• _Tasks for this exercise_
A – List everything the backup passage says organizations must urgently reevaluate.
B – Rewrite the backup passage starting with "In fact, the" and going on through "and technology capabilities.", putting "exabytes" in place of "petabytes".

• _Text_
Start
In fact, the situation is so bad that a recent survey found that 37% of all backup jobs and 34% of data restores fail. In practice, this means that almost one-third of worldwide backups are useless. This can easily become any organization’s worst nightmare. Incidents are bound to happen in IT operations and, when they do, you are going to have to recover data.
Why is this happening? While the root cause can vary, one of the biggest challenges of today’s backup requirements is the staggering size of data. Data is scaling up into the petabytes at many enterprise organizations, and the old backup methods can’t work at that scale. Therefore, organizations must urgently reevaluate their backup strategy, processes, and technology capabilities.
While the rapidly growing volume of data plays a key role in the lack of reliability of backup jobs, there are many pitfalls that are commonly associated with failed backups—independently of their size—that every storage admin should be aware of. Let’s take a look at each of them below.
Every admin that ever planned and implemented a backup process needs to indubitably address the question: When should the backup job execute? Finding the optimal backup window—the ideal time slot to back up your system and its data—is a challenge. Choosing the wrong backup window (e.g., when the system is being heavily utilized by customers) is a common cause of failed backup jobs. Moreover, executing a backup job at the wrong time often creates constraints on your system by negatively affecting its performance and depriving it of the bandwidth needed to serve customer requests.
End
• _Entries_
Start
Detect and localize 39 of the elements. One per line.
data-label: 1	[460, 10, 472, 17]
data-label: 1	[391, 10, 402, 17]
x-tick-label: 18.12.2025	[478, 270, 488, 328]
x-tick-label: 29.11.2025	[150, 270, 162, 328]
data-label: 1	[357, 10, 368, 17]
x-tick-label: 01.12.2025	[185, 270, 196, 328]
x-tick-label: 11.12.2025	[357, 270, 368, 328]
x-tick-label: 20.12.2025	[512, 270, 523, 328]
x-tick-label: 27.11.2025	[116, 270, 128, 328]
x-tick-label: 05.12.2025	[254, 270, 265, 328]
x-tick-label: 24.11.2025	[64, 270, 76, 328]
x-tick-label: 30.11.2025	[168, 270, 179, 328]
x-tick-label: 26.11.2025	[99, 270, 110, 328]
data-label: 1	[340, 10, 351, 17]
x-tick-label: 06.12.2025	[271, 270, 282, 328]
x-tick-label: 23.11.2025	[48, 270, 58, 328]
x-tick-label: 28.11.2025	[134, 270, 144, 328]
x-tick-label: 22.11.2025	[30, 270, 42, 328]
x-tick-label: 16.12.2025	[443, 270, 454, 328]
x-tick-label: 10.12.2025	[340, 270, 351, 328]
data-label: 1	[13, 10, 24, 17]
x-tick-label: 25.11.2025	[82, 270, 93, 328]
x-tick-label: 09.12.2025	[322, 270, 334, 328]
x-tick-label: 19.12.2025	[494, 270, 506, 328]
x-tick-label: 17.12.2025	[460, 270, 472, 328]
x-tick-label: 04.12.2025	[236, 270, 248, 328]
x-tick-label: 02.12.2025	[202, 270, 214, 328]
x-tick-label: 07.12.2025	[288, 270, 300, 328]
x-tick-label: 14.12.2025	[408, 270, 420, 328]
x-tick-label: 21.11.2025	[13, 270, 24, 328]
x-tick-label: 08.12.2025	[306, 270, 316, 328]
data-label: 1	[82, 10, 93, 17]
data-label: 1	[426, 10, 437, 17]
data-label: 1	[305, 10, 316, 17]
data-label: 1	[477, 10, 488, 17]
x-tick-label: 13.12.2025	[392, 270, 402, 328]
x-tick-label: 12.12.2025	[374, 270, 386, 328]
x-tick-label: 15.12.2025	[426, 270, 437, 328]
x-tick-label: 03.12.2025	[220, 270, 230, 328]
End
• _Solutions in order_
A –
- backup strategy
- processes
- technology capabilities

B –
In fact, the situation is so bad that a recent survey found that 37% of all backup jobs and 34% of data restores fail. In practice, this means that almost one-third of worldwide backups are useless. This can easily become any organization’s worst nightmare. Incidents are bound to happen in IT operations and, when they do, you are going to have to recover data.
Why is this happening? While the root cause can vary, one of the biggest challenges of today’s backup requirements is the staggering size of data. Data is scaling up into the exabytes at many enterprise organizations, and the old backup methods can’t work at that scale. Therefore, organizations must urgently reevaluate their backup strategy, processes, and technology capabilities.